Source records:
* * *
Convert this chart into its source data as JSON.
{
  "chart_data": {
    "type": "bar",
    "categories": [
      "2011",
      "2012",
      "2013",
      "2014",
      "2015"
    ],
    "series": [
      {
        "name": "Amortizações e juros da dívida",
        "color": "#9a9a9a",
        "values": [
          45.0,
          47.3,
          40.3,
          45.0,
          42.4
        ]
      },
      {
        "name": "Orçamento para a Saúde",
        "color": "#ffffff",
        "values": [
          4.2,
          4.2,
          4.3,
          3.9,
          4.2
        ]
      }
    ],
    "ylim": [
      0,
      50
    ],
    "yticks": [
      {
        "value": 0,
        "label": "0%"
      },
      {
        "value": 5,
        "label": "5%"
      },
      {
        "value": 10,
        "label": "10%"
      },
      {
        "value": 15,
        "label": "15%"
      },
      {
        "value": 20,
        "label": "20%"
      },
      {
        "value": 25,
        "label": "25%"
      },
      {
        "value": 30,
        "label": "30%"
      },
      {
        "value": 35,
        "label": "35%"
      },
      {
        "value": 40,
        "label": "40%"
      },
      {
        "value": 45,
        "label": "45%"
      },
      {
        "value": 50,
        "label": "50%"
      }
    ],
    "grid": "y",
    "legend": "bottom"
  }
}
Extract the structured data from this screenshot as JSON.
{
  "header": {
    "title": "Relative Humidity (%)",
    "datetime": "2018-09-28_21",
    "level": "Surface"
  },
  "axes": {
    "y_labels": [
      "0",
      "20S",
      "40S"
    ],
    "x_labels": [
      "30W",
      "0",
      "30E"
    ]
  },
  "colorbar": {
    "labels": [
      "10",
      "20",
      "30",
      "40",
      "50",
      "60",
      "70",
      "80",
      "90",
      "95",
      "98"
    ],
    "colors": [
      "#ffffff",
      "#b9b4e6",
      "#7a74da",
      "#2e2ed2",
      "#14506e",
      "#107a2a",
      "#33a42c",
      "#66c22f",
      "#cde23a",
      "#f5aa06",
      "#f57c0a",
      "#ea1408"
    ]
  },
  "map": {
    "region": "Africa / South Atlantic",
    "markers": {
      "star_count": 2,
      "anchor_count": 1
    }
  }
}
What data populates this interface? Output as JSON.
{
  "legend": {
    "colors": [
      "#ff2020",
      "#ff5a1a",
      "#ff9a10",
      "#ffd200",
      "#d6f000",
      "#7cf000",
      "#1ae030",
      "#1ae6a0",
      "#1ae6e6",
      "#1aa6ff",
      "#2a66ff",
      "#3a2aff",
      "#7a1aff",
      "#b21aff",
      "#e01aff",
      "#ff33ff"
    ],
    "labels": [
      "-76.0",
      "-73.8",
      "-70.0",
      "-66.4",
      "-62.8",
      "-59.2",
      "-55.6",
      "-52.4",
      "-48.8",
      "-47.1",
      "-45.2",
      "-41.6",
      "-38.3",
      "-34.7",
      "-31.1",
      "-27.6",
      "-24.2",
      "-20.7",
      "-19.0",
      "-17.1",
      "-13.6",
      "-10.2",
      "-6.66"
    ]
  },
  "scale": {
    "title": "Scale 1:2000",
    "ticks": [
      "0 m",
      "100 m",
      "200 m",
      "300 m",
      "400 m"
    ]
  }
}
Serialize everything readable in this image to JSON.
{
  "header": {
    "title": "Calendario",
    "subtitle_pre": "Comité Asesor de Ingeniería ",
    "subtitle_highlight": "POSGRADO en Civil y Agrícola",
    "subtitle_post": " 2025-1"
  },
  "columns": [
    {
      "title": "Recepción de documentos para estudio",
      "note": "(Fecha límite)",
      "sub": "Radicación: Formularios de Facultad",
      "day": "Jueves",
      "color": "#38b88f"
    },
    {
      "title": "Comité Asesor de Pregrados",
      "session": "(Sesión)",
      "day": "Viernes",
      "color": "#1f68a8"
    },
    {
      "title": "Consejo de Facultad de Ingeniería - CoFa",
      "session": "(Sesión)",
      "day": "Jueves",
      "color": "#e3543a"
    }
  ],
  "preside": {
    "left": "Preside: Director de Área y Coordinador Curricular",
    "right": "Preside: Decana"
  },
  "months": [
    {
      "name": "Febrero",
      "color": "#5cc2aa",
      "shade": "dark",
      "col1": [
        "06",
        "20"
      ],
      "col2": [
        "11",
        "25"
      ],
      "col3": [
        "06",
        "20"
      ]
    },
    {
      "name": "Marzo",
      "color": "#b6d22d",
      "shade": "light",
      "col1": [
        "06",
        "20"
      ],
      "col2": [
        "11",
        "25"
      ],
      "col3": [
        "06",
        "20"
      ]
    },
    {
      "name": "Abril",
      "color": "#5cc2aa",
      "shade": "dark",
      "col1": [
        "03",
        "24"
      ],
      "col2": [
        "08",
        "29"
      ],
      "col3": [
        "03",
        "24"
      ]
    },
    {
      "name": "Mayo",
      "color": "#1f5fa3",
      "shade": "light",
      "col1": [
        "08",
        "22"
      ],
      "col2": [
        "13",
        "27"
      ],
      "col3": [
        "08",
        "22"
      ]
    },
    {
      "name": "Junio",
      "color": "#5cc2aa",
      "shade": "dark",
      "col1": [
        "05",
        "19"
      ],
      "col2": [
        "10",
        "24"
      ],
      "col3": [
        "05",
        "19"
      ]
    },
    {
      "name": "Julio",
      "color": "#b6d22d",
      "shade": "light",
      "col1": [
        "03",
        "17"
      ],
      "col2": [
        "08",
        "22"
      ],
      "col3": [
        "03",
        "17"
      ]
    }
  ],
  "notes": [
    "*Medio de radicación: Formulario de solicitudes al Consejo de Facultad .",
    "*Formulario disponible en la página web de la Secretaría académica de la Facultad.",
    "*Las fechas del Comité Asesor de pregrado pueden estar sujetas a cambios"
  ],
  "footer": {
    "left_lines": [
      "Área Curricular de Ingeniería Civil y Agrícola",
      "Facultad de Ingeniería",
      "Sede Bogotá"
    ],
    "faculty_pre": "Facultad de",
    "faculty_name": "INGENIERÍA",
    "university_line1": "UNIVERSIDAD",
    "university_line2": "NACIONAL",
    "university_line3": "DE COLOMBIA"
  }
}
* * *
All of the material must be reproduced exactly.

Solution below
Convert this chart into its source data as JSON.
{
  "chart_data": {
    "type": "bar",
    "categories": [
      "2011",
      "2012",
      "2013",
      "2014",
      "2015"
    ],
    "series": [
      {
        "name": "Amortizações e juros da dívida",
        "color": "#9a9a9a",
        "values": [
          45.0,
          47.3,
          40.3,
          45.0,
          42.4
        ]
      },
      {
        "name": "Orçamento para a Saúde",
        "color": "#ffffff",
        "values": [
          4.2,
          4.2,
          4.3,
          3.9,
          4.2
        ]
      }
    ],
    "ylim": [
      0,
      50
    ],
    "yticks": [
      {
        "value": 0,
        "label": "0%"
      },
      {
        "value": 5,
        "label": "5%"
      },
      {
        "value": 10,
        "label": "10%"
      },
      {
        "value": 15,
        "label": "15%"
      },
      {
        "value": 20,
        "label": "20%"
      },
      {
        "value": 25,
        "label": "25%"
      },
      {
        "value": 30,
        "label": "30%"
      },
      {
        "value": 35,
        "label": "35%"
      },
      {
        "value": 40,
        "label": "40%"
      },
      {
        "value": 45,
        "label": "45%"
      },
      {
        "value": 50,
        "label": "50%"
      }
    ],
    "grid": "y",
    "legend": "bottom"
  }
}
Extract the structured data from this screenshot as JSON.
{
  "header": {
    "title": "Relative Humidity (%)",
    "datetime": "2018-09-28_21",
    "level": "Surface"
  },
  "axes": {
    "y_labels": [
      "0",
      "20S",
      "40S"
    ],
    "x_labels": [
      "30W",
      "0",
      "30E"
    ]
  },
  "colorbar": {
    "labels": [
      "10",
      "20",
      "30",
      "40",
      "50",
      "60",
      "70",
      "80",
      "90",
      "95",
      "98"
    ],
    "colors": [
      "#ffffff",
      "#b9b4e6",
      "#7a74da",
      "#2e2ed2",
      "#14506e",
      "#107a2a",
      "#33a42c",
      "#66c22f",
      "#cde23a",
      "#f5aa06",
      "#f57c0a",
      "#ea1408"
    ]
  },
  "map": {
    "region": "Africa / South Atlantic",
    "markers": {
      "star_count": 2,
      "anchor_count": 1
    }
  }
}
What data populates this interface? Output as JSON.
{
  "legend": {
    "colors": [
      "#ff2020",
      "#ff5a1a",
      "#ff9a10",
      "#ffd200",
      "#d6f000",
      "#7cf000",
      "#1ae030",
      "#1ae6a0",
      "#1ae6e6",
      "#1aa6ff",
      "#2a66ff",
      "#3a2aff",
      "#7a1aff",
      "#b21aff",
      "#e01aff",
      "#ff33ff"
    ],
    "labels": [
      "-76.0",
      "-73.8",
      "-70.0",
      "-66.4",
      "-62.8",
      "-59.2",
      "-55.6",
      "-52.4",
      "-48.8",
      "-47.1",
      "-45.2",
      "-41.6",
      "-38.3",
      "-34.7",
      "-31.1",
      "-27.6",
      "-24.2",
      "-20.7",
      "-19.0",
      "-17.1",
      "-13.6",
      "-10.2",
      "-6.66"
    ]
  },
  "scale": {
    "title": "Scale 1:2000",
    "ticks": [
      "0 m",
      "100 m",
      "200 m",
      "300 m",
      "400 m"
    ]
  }
}
Serialize everything readable in this image to JSON.
{
  "header": {
    "title": "Calendario",
    "subtitle_pre": "Comité Asesor de Ingeniería ",
    "subtitle_highlight": "POSGRADO en Civil y Agrícola",
    "subtitle_post": " 2025-1"
  },
  "columns": [
    {
      "title": "Recepción de documentos para estudio",
      "note": "(Fecha límite)",
      "sub": "Radicación: Formularios de Facultad",
      "day": "Jueves",
      "color": "#38b88f"
    },
    {
      "title": "Comité Asesor de Pregrados",
      "session": "(Sesión)",
      "day": "Viernes",
      "color": "#1f68a8"
    },
    {
      "title": "Consejo de Facultad de Ingeniería - CoFa",
      "session": "(Sesión)",
      "day": "Jueves",
      "color": "#e3543a"
    }
  ],
  "preside": {
    "left": "Preside: Director de Área y Coordinador Curricular",
    "right": "Preside: Decana"
  },
  "months": [
    {
      "name": "Febrero",
      "color": "#5cc2aa",
      "shade": "dark",
      "col1": [
        "06",
        "20"
      ],
      "col2": [
        "11",
        "25"
      ],
      "col3": [
        "06",
        "20"
      ]
    },
    {
      "name": "Marzo",
      "color": "#b6d22d",
      "shade": "light",
      "col1": [
        "06",
        "20"
      ],
      "col2": [
        "11",
        "25"
      ],
      "col3": [
        "06",
        "20"
      ]
    },
    {
      "name": "Abril",
      "color": "#5cc2aa",
      "shade": "dark",
      "col1": [
        "03",
        "24"
      ],
      "col2": [
        "08",
        "29"
      ],
      "col3": [
        "03",
        "24"
      ]
    },
    {
      "name": "Mayo",
      "color": "#1f5fa3",
      "shade": "light",
      "col1": [
        "08",
        "22"
      ],
      "col2": [
        "13",
        "27"
      ],
      "col3": [
        "08",
        "22"
      ]
    },
    {
      "name": "Junio",
      "color": "#5cc2aa",
      "shade": "dark",
      "col1": [
        "05",
        "19"
      ],
      "col2": [
        "10",
        "24"
      ],
      "col3": [
        "05",
        "19"
      ]
    },
    {
      "name": "Julio",
      "color": "#b6d22d",
      "shade": "light",
      "col1": [
        "03",
        "17"
      ],
      "col2": [
        "08",
        "22"
      ],
      "col3": [
        "03",
        "17"
      ]
    }
  ],
  "notes": [
    "*Medio de radicación: Formulario de solicitudes al Consejo de Facultad .",
    "*Formulario disponible en la página web de la Secretaría académica de la Facultad.",
    "*Las fechas del Comité Asesor de pregrado pueden estar sujetas a cambios"
  ],
  "footer": {
    "left_lines": [
      "Área Curricular de Ingeniería Civil y Agrícola",
      "Facultad de Ingeniería",
      "Sede Bogotá"
    ],
    "faculty_pre": "Facultad de",
    "faculty_name": "INGENIERÍA",
    "university_line1": "UNIVERSIDAD",
    "university_line2": "NACIONAL",
    "university_line3": "DE COLOMBIA"
  }
}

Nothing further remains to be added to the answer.